-- START OF TASK INPUTS --

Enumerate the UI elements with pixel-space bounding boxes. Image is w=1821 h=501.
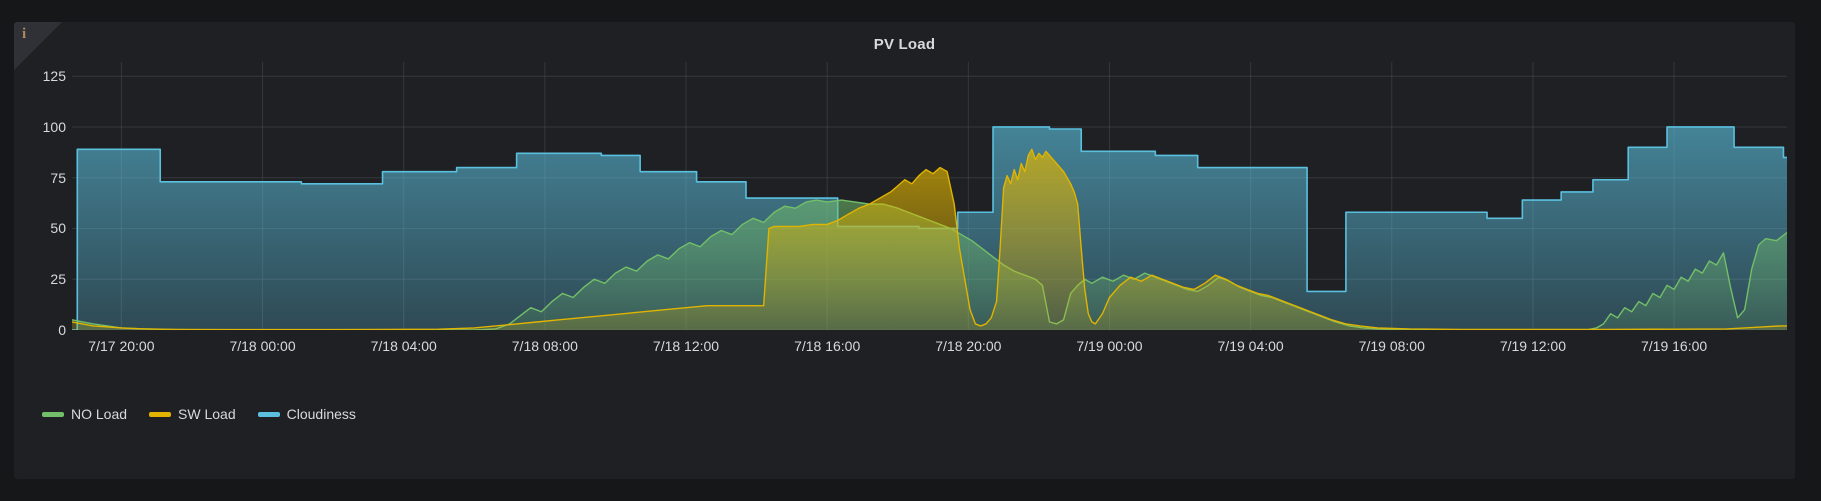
y-axis: 0 25 50 75 100 125 bbox=[14, 62, 66, 338]
legend-item[interactable]: Cloudiness bbox=[257, 406, 356, 422]
legend-swatch-cloudiness bbox=[257, 411, 280, 417]
x-axis-tick: 7/18 08:00 bbox=[511, 338, 578, 354]
legend-item[interactable]: SW Load bbox=[149, 406, 236, 422]
chart-canvas[interactable] bbox=[72, 62, 1787, 330]
legend-swatch-no-load bbox=[42, 411, 64, 417]
series-area bbox=[72, 149, 1787, 330]
x-axis-tick: 7/17 20:00 bbox=[88, 338, 155, 354]
x-axis-tick: 7/19 16:00 bbox=[1640, 338, 1708, 354]
x-axis: 7/17 20:00 7/18 00:00 7/18 04:00 7/18 08:00… bbox=[72, 334, 1787, 360]
x-axis-tick: 7/18 12:00 bbox=[652, 338, 720, 354]
y-axis-tick: 0 bbox=[58, 322, 66, 338]
series-line bbox=[72, 199, 1787, 330]
y-axis-tick: 25 bbox=[50, 271, 66, 288]
x-axis-tick: 7/19 08:00 bbox=[1358, 338, 1425, 354]
y-axis-tick: 100 bbox=[42, 118, 66, 135]
series-line bbox=[72, 148, 1787, 330]
x-axis-tick: 7/19 04:00 bbox=[1217, 338, 1284, 354]
x-axis-tick: 7/18 00:00 bbox=[229, 338, 296, 354]
plot-area: 0 25 50 75 100 125 7/17 20:00 7/18 00:00 7/18 0… bbox=[14, 62, 1795, 402]
legend-item[interactable]: NO Load bbox=[42, 406, 127, 422]
graph-panel: i PV Load 0 25 50 75 100 125 7/17 20:00 7/18 0… bbox=[14, 22, 1795, 479]
legend-label: NO Load bbox=[71, 406, 128, 422]
x-axis-tick: 7/19 00:00 bbox=[1076, 338, 1143, 354]
legend-label: SW Load bbox=[178, 406, 236, 422]
y-axis-tick: 75 bbox=[50, 169, 66, 186]
x-axis-tick: 7/19 12:00 bbox=[1499, 338, 1567, 354]
x-axis-tick: 7/18 04:00 bbox=[370, 338, 437, 354]
panel-title: PV Load bbox=[873, 36, 936, 53]
y-axis-tick: 125 bbox=[42, 68, 66, 85]
chart-legend: NO Load SW Load Cloudiness bbox=[42, 406, 356, 422]
legend-label: Cloudiness bbox=[286, 406, 356, 422]
x-axis-tick: 7/18 20:00 bbox=[935, 338, 1002, 354]
chart-svg bbox=[72, 62, 1787, 330]
x-axis-tick: 7/18 16:00 bbox=[794, 338, 861, 354]
info-icon: i bbox=[22, 26, 27, 42]
panel-info-corner[interactable]: i bbox=[14, 22, 62, 70]
corner-triangle bbox=[14, 22, 62, 70]
series-line bbox=[72, 126, 1787, 330]
y-axis-tick: 50 bbox=[50, 220, 66, 237]
legend-swatch-sw-load bbox=[149, 411, 172, 417]
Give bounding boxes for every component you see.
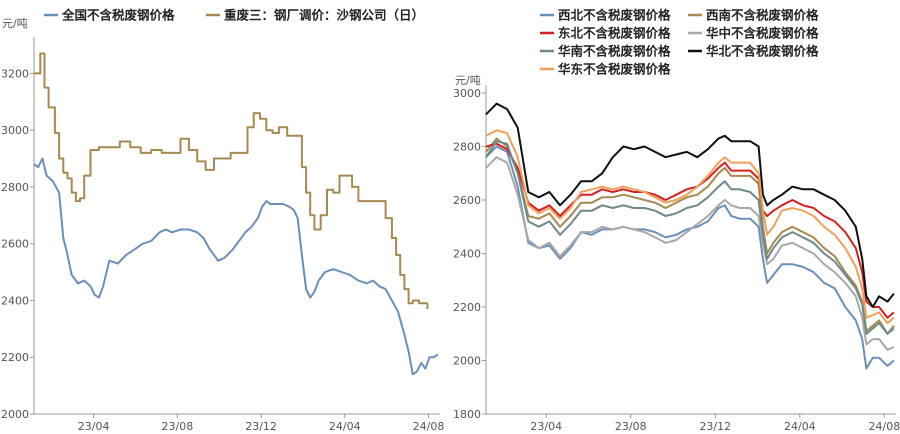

-- END OF TASK INPUTS --

EXERCISE PROMPT:
Print all of the lines above verbatim, omitting the pictures.

RESPONSE FOR THIS EXERCISE:
Enumerate the UI elements with pixel-space bounding boxes. Image is w=1821 h=501.
y-axis: 0 25 50 75 100 125 bbox=[14, 62, 66, 338]
legend-item[interactable]: Cloudiness bbox=[257, 406, 356, 422]
legend-swatch-cloudiness bbox=[257, 411, 280, 417]
x-axis-tick: 7/18 08:00 bbox=[511, 338, 578, 354]
legend-item[interactable]: SW Load bbox=[149, 406, 236, 422]
chart-canvas[interactable] bbox=[72, 62, 1787, 330]
legend-swatch-no-load bbox=[42, 411, 64, 417]
series-area bbox=[72, 149, 1787, 330]
x-axis-tick: 7/17 20:00 bbox=[88, 338, 155, 354]
x-axis-tick: 7/19 16:00 bbox=[1640, 338, 1708, 354]
x-axis: 7/17 20:00 7/18 00:00 7/18 04:00 7/18 08:00… bbox=[72, 334, 1787, 360]
x-axis-tick: 7/18 12:00 bbox=[652, 338, 720, 354]
y-axis-tick: 0 bbox=[58, 322, 66, 338]
series-line bbox=[72, 199, 1787, 330]
y-axis-tick: 25 bbox=[50, 271, 66, 288]
x-axis-tick: 7/19 08:00 bbox=[1358, 338, 1425, 354]
y-axis-tick: 100 bbox=[42, 118, 66, 135]
series-line bbox=[72, 148, 1787, 330]
x-axis-tick: 7/19 04:00 bbox=[1217, 338, 1284, 354]
x-axis-tick: 7/18 00:00 bbox=[229, 338, 296, 354]
plot-area: 0 25 50 75 100 125 7/17 20:00 7/18 00:00 7/18 0… bbox=[14, 62, 1795, 402]
legend-item[interactable]: NO Load bbox=[42, 406, 127, 422]
graph-panel: i PV Load 0 25 50 75 100 125 7/17 20:00 7/18 0… bbox=[14, 22, 1795, 479]
legend-label: NO Load bbox=[71, 406, 128, 422]
x-axis-tick: 7/19 00:00 bbox=[1076, 338, 1143, 354]
legend-label: SW Load bbox=[178, 406, 236, 422]
y-axis-tick: 75 bbox=[50, 169, 66, 186]
x-axis-tick: 7/19 12:00 bbox=[1499, 338, 1567, 354]
x-axis-tick: 7/18 04:00 bbox=[370, 338, 437, 354]
panel-title: PV Load bbox=[873, 36, 936, 53]
y-axis-tick: 125 bbox=[42, 68, 66, 85]
chart-legend: NO Load SW Load Cloudiness bbox=[42, 406, 356, 422]
legend-label: Cloudiness bbox=[286, 406, 356, 422]
x-axis-tick: 7/18 20:00 bbox=[935, 338, 1002, 354]
chart-svg bbox=[72, 62, 1787, 330]
x-axis-tick: 7/18 16:00 bbox=[794, 338, 861, 354]
info-icon: i bbox=[22, 26, 27, 42]
panel-info-corner[interactable]: i bbox=[14, 22, 62, 70]
corner-triangle bbox=[14, 22, 62, 70]
series-line bbox=[72, 126, 1787, 330]
y-axis-tick: 50 bbox=[50, 220, 66, 237]
legend-swatch-sw-load bbox=[149, 411, 172, 417]
Give bounding boxes for every component you see.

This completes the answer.